Problem to work on: Transcribe the records below exactly.
— Begin Exercise input —
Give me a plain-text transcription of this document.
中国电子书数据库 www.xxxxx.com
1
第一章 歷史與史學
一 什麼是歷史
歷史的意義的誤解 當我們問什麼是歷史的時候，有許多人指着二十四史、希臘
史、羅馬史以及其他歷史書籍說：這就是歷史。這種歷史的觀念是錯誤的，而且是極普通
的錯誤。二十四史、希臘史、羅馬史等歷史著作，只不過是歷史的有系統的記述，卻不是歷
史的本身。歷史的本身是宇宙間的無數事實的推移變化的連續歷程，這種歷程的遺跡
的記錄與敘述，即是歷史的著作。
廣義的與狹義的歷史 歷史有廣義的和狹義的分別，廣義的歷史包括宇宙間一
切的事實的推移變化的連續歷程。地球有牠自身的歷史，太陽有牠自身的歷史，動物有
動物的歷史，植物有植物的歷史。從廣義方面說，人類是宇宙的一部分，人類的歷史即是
— End Exercise input —
Response to the task:
Give me a plain-text transcription of this document.
中国电子书数据库 www.xxxxx.com
1
第一章 歷史與史學
一 什麼是歷史
歷史的意義的誤解 當我們問什麼是歷史的時候，有許多人指着二十四史、希臘
史、羅馬史以及其他歷史書籍說：這就是歷史。這種歷史的觀念是錯誤的，而且是極普通
的錯誤。二十四史、希臘史、羅馬史等歷史著作，只不過是歷史的有系統的記述，卻不是歷
史的本身。歷史的本身是宇宙間的無數事實的推移變化的連續歷程，這種歷程的遺跡
的記錄與敘述，即是歷史的著作。
廣義的與狹義的歷史 歷史有廣義的和狹義的分別，廣義的歷史包括宇宙間一
切的事實的推移變化的連續歷程。地球有牠自身的歷史，太陽有牠自身的歷史，動物有
動物的歷史，植物有植物的歷史。從廣義方面說，人類是宇宙的一部分，人類的歷史即是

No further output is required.